- **Data supplied**
(begin)

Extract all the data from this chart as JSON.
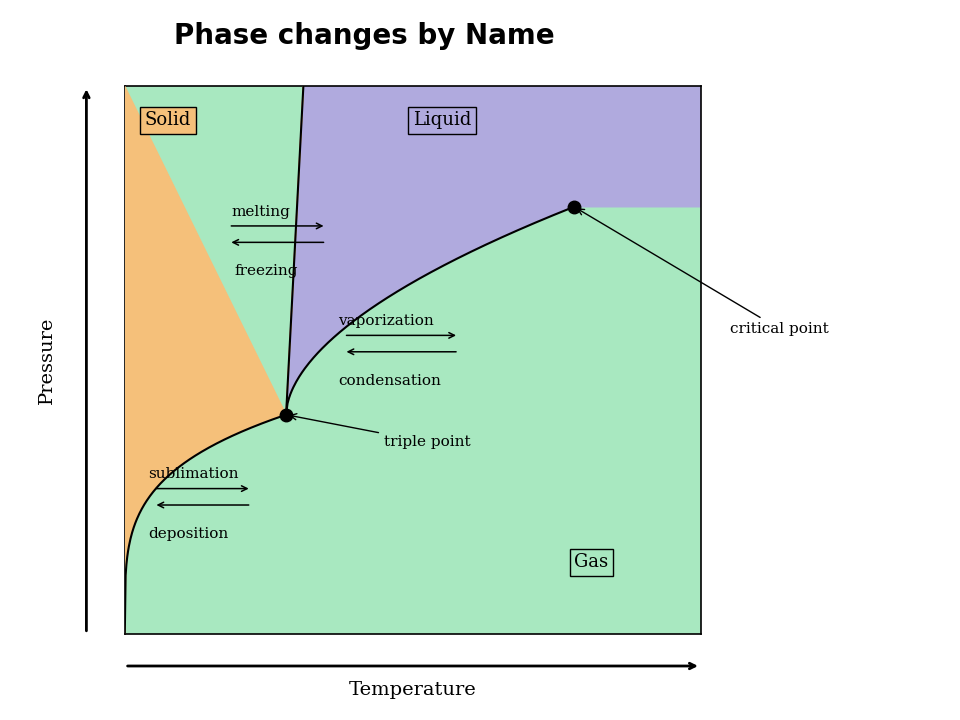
{
  "title": "Phase changes by Name",
  "title_fontsize": 20,
  "title_fontweight": "bold",
  "xlabel": "Temperature",
  "ylabel": "Pressure",
  "xlabel_fontsize": 14,
  "ylabel_fontsize": 14,
  "background_color": "#ffffff",
  "solid_color": "#f5c07a",
  "liquid_color": "#b0aade",
  "gas_color": "#a8e8c0",
  "xlim": [
    0,
    10
  ],
  "ylim": [
    0,
    10
  ],
  "triple_point": [
    2.8,
    4.0
  ],
  "critical_point": [
    7.8,
    7.8
  ],
  "phase_labels": {
    "Solid": [
      0.35,
      9.55
    ],
    "Liquid": [
      5.0,
      9.55
    ],
    "Gas": [
      7.8,
      1.3
    ]
  },
  "phase_label_fontsize": 13,
  "annot_fontsize": 11,
  "label_fontsize": 11
}
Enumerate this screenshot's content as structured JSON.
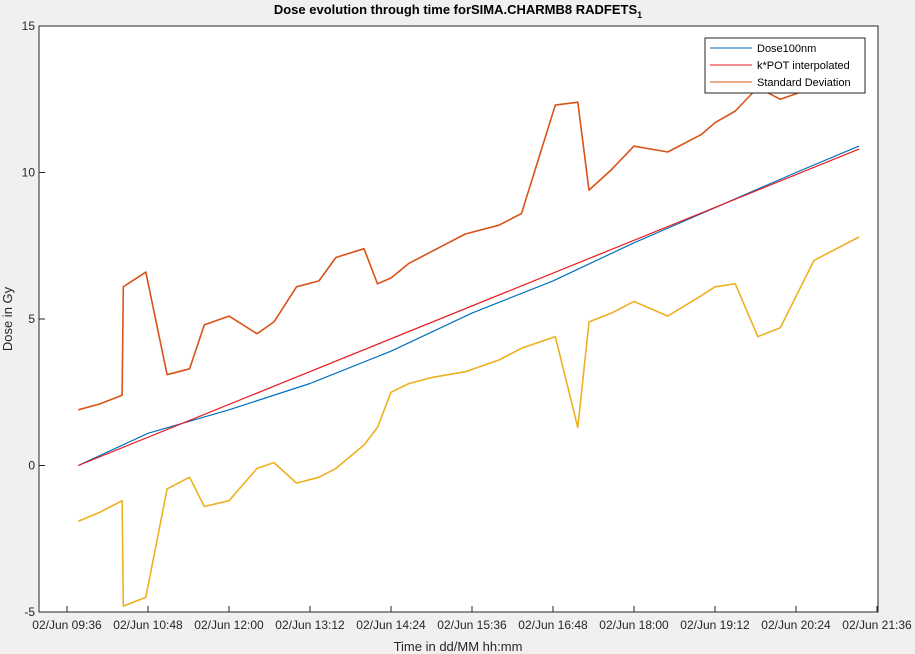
{
  "chart_data": {
    "type": "line",
    "title": "Dose evolution through time forSIMA.CHARMB8 RADFETS",
    "title_subscript": "1",
    "xlabel": "Time in dd/MM hh:mm",
    "ylabel": "Dose in Gy",
    "xlim": [
      "02/Jun 09:36",
      "02/Jun 21:36"
    ],
    "ylim": [
      -5,
      15
    ],
    "x_ticks": [
      "02/Jun 09:36",
      "02/Jun 10:48",
      "02/Jun 12:00",
      "02/Jun 13:12",
      "02/Jun 14:24",
      "02/Jun 15:36",
      "02/Jun 16:48",
      "02/Jun 18:00",
      "02/Jun 19:12",
      "02/Jun 20:24",
      "02/Jun 21:36"
    ],
    "y_ticks": [
      "-5",
      "0",
      "5",
      "10",
      "15"
    ],
    "legend_position": "top-right",
    "grid": false,
    "series": [
      {
        "name": "Dose100nm",
        "color": "#0072BD",
        "x": [
          "02/Jun 09:46",
          "02/Jun 10:48",
          "02/Jun 12:00",
          "02/Jun 13:12",
          "02/Jun 14:24",
          "02/Jun 15:36",
          "02/Jun 16:48",
          "02/Jun 18:00",
          "02/Jun 19:12",
          "02/Jun 20:24",
          "02/Jun 21:20"
        ],
        "values": [
          0.0,
          1.1,
          1.9,
          2.8,
          3.9,
          5.2,
          6.3,
          7.6,
          8.8,
          10.0,
          10.9
        ]
      },
      {
        "name": "k*POT interpolated",
        "color": "#E8191C",
        "x": [
          "02/Jun 09:46",
          "02/Jun 21:20"
        ],
        "values": [
          0.0,
          10.8
        ]
      },
      {
        "name": "Standard Deviation",
        "color": "#D95319",
        "x": [
          "02/Jun 09:46",
          "02/Jun 10:05",
          "02/Jun 10:25",
          "02/Jun 10:26",
          "02/Jun 10:46",
          "02/Jun 11:05",
          "02/Jun 11:25",
          "02/Jun 11:38",
          "02/Jun 12:00",
          "02/Jun 12:25",
          "02/Jun 12:40",
          "02/Jun 13:00",
          "02/Jun 13:20",
          "02/Jun 13:35",
          "02/Jun 14:00",
          "02/Jun 14:12",
          "02/Jun 14:24",
          "02/Jun 14:40",
          "02/Jun 15:00",
          "02/Jun 15:30",
          "02/Jun 16:00",
          "02/Jun 16:20",
          "02/Jun 16:50",
          "02/Jun 17:10",
          "02/Jun 17:20",
          "02/Jun 17:40",
          "02/Jun 18:00",
          "02/Jun 18:30",
          "02/Jun 19:00",
          "02/Jun 19:12",
          "02/Jun 19:30",
          "02/Jun 19:50",
          "02/Jun 20:10",
          "02/Jun 20:40",
          "02/Jun 21:20"
        ],
        "values": [
          1.9,
          2.1,
          2.4,
          6.1,
          6.6,
          3.1,
          3.3,
          4.8,
          5.1,
          4.5,
          4.9,
          6.1,
          6.3,
          7.1,
          7.4,
          6.2,
          6.4,
          6.9,
          7.3,
          7.9,
          8.2,
          8.6,
          12.3,
          12.4,
          9.4,
          10.1,
          10.9,
          10.7,
          11.3,
          11.7,
          12.1,
          12.9,
          12.5,
          12.9,
          13.9
        ]
      },
      {
        "name": "",
        "color": "#EDB120",
        "x": [
          "02/Jun 09:46",
          "02/Jun 10:05",
          "02/Jun 10:25",
          "02/Jun 10:26",
          "02/Jun 10:46",
          "02/Jun 11:05",
          "02/Jun 11:25",
          "02/Jun 11:38",
          "02/Jun 12:00",
          "02/Jun 12:25",
          "02/Jun 12:40",
          "02/Jun 13:00",
          "02/Jun 13:20",
          "02/Jun 13:35",
          "02/Jun 14:00",
          "02/Jun 14:12",
          "02/Jun 14:24",
          "02/Jun 14:40",
          "02/Jun 15:00",
          "02/Jun 15:30",
          "02/Jun 16:00",
          "02/Jun 16:20",
          "02/Jun 16:50",
          "02/Jun 17:10",
          "02/Jun 17:20",
          "02/Jun 17:40",
          "02/Jun 18:00",
          "02/Jun 18:30",
          "02/Jun 19:00",
          "02/Jun 19:12",
          "02/Jun 19:30",
          "02/Jun 19:50",
          "02/Jun 20:10",
          "02/Jun 20:40",
          "02/Jun 21:20"
        ],
        "values": [
          -1.9,
          -1.6,
          -1.2,
          -4.8,
          -4.5,
          -0.8,
          -0.4,
          -1.4,
          -1.2,
          -0.1,
          0.1,
          -0.6,
          -0.4,
          -0.1,
          0.7,
          1.3,
          2.5,
          2.8,
          3.0,
          3.2,
          3.6,
          4.0,
          4.4,
          1.3,
          4.9,
          5.2,
          5.6,
          5.1,
          5.8,
          6.1,
          6.2,
          4.4,
          4.7,
          7.0,
          7.8
        ]
      }
    ]
  }
}
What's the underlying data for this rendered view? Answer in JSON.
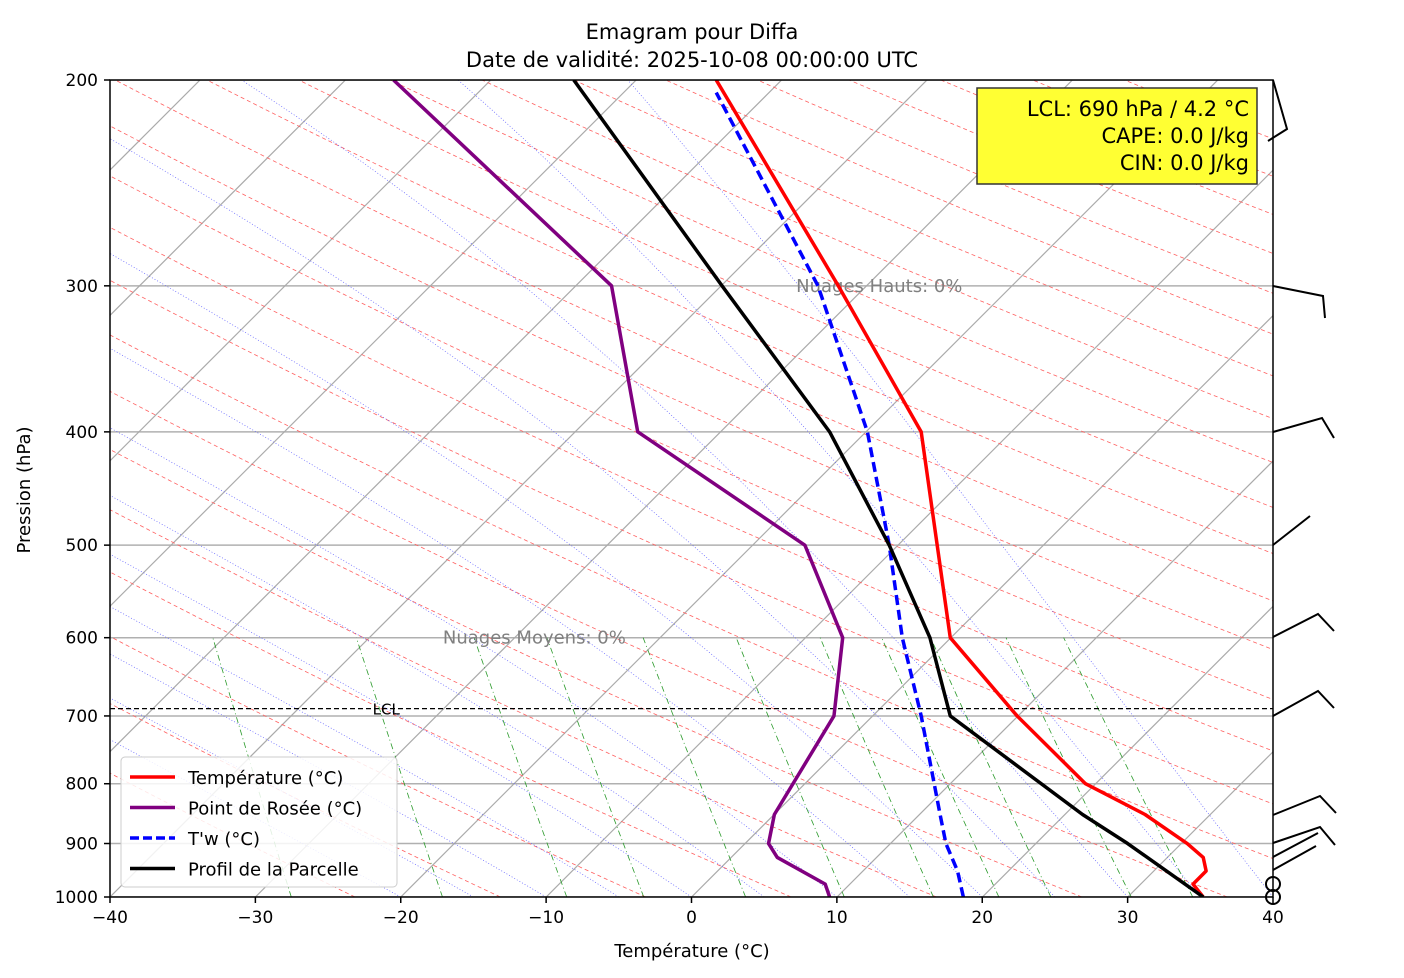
{
  "chart_data": {
    "type": "line",
    "title": "Emagram pour Diffa",
    "subtitle": "Date de validité: 2025-10-08 00:00:00 UTC",
    "xlabel": "Température (°C)",
    "ylabel": "Pression (hPa)",
    "xlim": [
      -40,
      40
    ],
    "ylim": [
      1000,
      200
    ],
    "yscale": "log",
    "xticks": [
      -40,
      -30,
      -20,
      -10,
      0,
      10,
      20,
      30,
      40
    ],
    "xtick_labels": [
      "−40",
      "−30",
      "−20",
      "−10",
      "0",
      "10",
      "20",
      "30",
      "40"
    ],
    "yticks": [
      1000,
      900,
      800,
      700,
      600,
      500,
      400,
      300,
      200
    ],
    "legend_position": "bottom-left",
    "series": [
      {
        "name": "Température (°C)",
        "color": "#ff0000",
        "style": "solid",
        "p": [
          1000,
          975,
          950,
          925,
          900,
          850,
          800,
          700,
          600,
          500,
          400,
          300,
          200
        ],
        "t": [
          35.2,
          34.5,
          35.4,
          35.2,
          34.1,
          31.2,
          27.1,
          22.4,
          17.8,
          16.9,
          15.8,
          10.1,
          1.7
        ]
      },
      {
        "name": "Point de Rosée (°C)",
        "color": "#800080",
        "style": "solid",
        "p": [
          1000,
          975,
          925,
          900,
          850,
          700,
          600,
          500,
          400,
          300,
          200
        ],
        "t": [
          9.5,
          9.2,
          5.9,
          5.3,
          5.7,
          9.8,
          10.4,
          7.8,
          -3.7,
          -5.5,
          -20.5
        ]
      },
      {
        "name": "T'w (°C)",
        "color": "#0000ff",
        "style": "dashed",
        "p": [
          1000,
          950,
          900,
          850,
          700,
          600,
          500,
          400,
          300,
          205
        ],
        "t": [
          18.7,
          18.3,
          17.5,
          17.1,
          15.8,
          14.5,
          13.6,
          12.1,
          8.7,
          1.7
        ]
      },
      {
        "name": "Profil de la Parcelle",
        "color": "#000000",
        "style": "solid",
        "p": [
          1000,
          900,
          850,
          700,
          600,
          500,
          400,
          300,
          200
        ],
        "t": [
          35.2,
          30.0,
          26.9,
          17.8,
          16.4,
          13.6,
          9.5,
          2.1,
          -8.1
        ]
      }
    ],
    "lcl_line": {
      "pressure": 690,
      "label": "LCL"
    },
    "annotations": [
      {
        "text": "Nuages Hauts: 0%",
        "pressure": 300,
        "temp": 7.2
      },
      {
        "text": "Nuages Moyens: 0%",
        "pressure": 600,
        "temp": -17.1
      }
    ],
    "info_box": {
      "lines": [
        "LCL: 690 hPa / 4.2 °C",
        "CAPE: 0.0 J/kg",
        "CIN: 0.0 J/kg"
      ],
      "background": "#ffff33"
    }
  }
}
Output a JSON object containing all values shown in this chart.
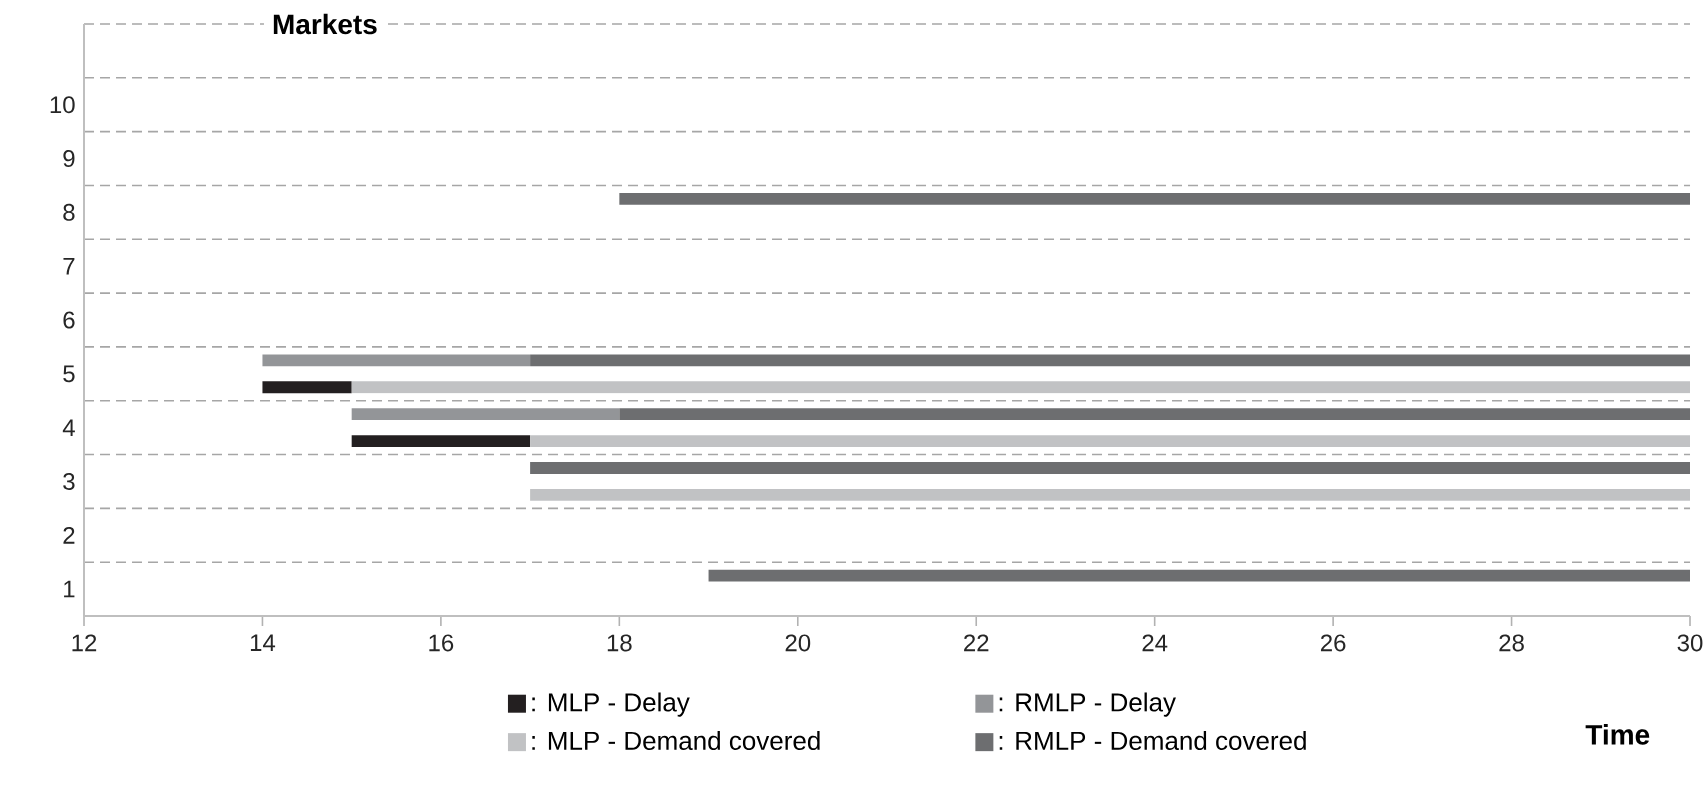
{
  "chart_data": {
    "type": "bar",
    "orientation": "horizontal",
    "ylabel": "Markets",
    "xlabel": "Time",
    "categories": [
      null,
      "10",
      "9",
      "8",
      "7",
      "6",
      "5",
      "4",
      "3",
      "2",
      "1"
    ],
    "xlim": [
      12,
      30
    ],
    "xticks": [
      12,
      14,
      16,
      18,
      20,
      22,
      24,
      26,
      28,
      30
    ],
    "grid": "y",
    "legend": "bottom",
    "series": [
      {
        "name": ": MLP - Delay",
        "color": "#231f20",
        "values": [
          null,
          null,
          null,
          null,
          null,
          null,
          1,
          2,
          null,
          null,
          null
        ],
        "base": [
          null,
          null,
          null,
          null,
          null,
          null,
          14,
          15,
          null,
          null,
          null
        ]
      },
      {
        "name": ": RMLP - Delay",
        "color": "#939598",
        "values": [
          null,
          null,
          null,
          null,
          null,
          null,
          3,
          3,
          null,
          null,
          null
        ],
        "base": [
          null,
          null,
          null,
          null,
          null,
          null,
          14,
          15,
          null,
          null,
          null
        ]
      },
      {
        "name": ": MLP - Demand covered",
        "color": "#c1c2c4",
        "values": [
          null,
          null,
          null,
          null,
          null,
          null,
          15,
          13,
          13,
          null,
          null
        ],
        "base": [
          null,
          null,
          null,
          null,
          null,
          null,
          15,
          17,
          17,
          null,
          null
        ]
      },
      {
        "name": ": RMLP - Demand covered",
        "color": "#6d6e70",
        "values": [
          null,
          null,
          null,
          12,
          null,
          null,
          13,
          12,
          13,
          null,
          11
        ],
        "base": [
          null,
          null,
          null,
          18,
          null,
          null,
          17,
          18,
          17,
          null,
          19
        ]
      }
    ]
  }
}
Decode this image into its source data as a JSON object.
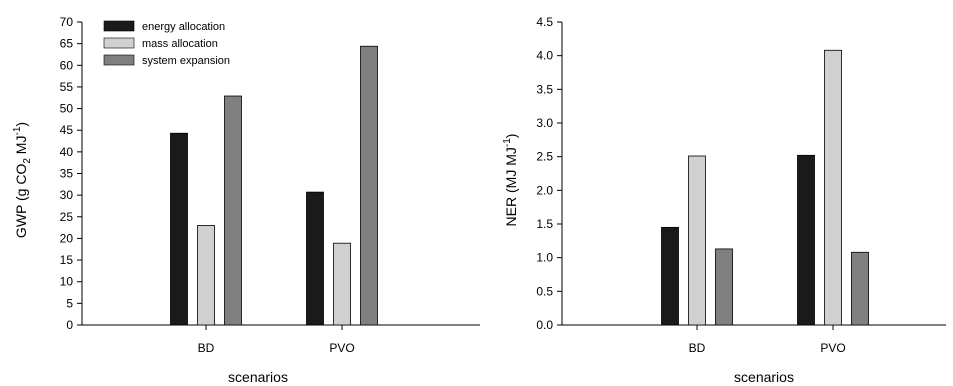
{
  "chart_data": [
    {
      "type": "bar",
      "xlabel": "scenarios",
      "ylabel_parts": [
        "GWP (g CO",
        "2",
        " MJ",
        "-1",
        ")"
      ],
      "categories": [
        "BD",
        "PVO"
      ],
      "ylim": [
        0,
        70
      ],
      "yticks": [
        "0",
        "5",
        "10",
        "15",
        "20",
        "25",
        "30",
        "35",
        "40",
        "45",
        "50",
        "55",
        "60",
        "65",
        "70"
      ],
      "series": [
        {
          "name": "energy allocation",
          "values": [
            44.3,
            30.7
          ],
          "color": "#1a1a1a"
        },
        {
          "name": "mass allocation",
          "values": [
            23.0,
            18.9
          ],
          "color": "#d0d0d0"
        },
        {
          "name": "system expansion",
          "values": [
            52.9,
            64.4
          ],
          "color": "#808080"
        }
      ],
      "legend": "top-left",
      "grid": false
    },
    {
      "type": "bar",
      "xlabel": "scenarios",
      "ylabel_parts": [
        "NER (MJ MJ",
        "-1",
        ")"
      ],
      "categories": [
        "BD",
        "PVO"
      ],
      "ylim": [
        0,
        4.5
      ],
      "yticks": [
        "0.0",
        "0.5",
        "1.0",
        "1.5",
        "2.0",
        "2.5",
        "3.0",
        "3.5",
        "4.0",
        "4.5"
      ],
      "series": [
        {
          "values": [
            1.45,
            2.52
          ],
          "color": "#1a1a1a"
        },
        {
          "values": [
            2.51,
            4.08
          ],
          "color": "#d0d0d0"
        },
        {
          "values": [
            1.13,
            1.08
          ],
          "color": "#808080"
        }
      ],
      "grid": false
    }
  ]
}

(end)

- **Problem statement**
In the entries above, locate every line with the word "object" and copy it.

- **Response to the task**
Output a JSON object containing all values shown in this chart.
Decode this image into its source data as a JSON object.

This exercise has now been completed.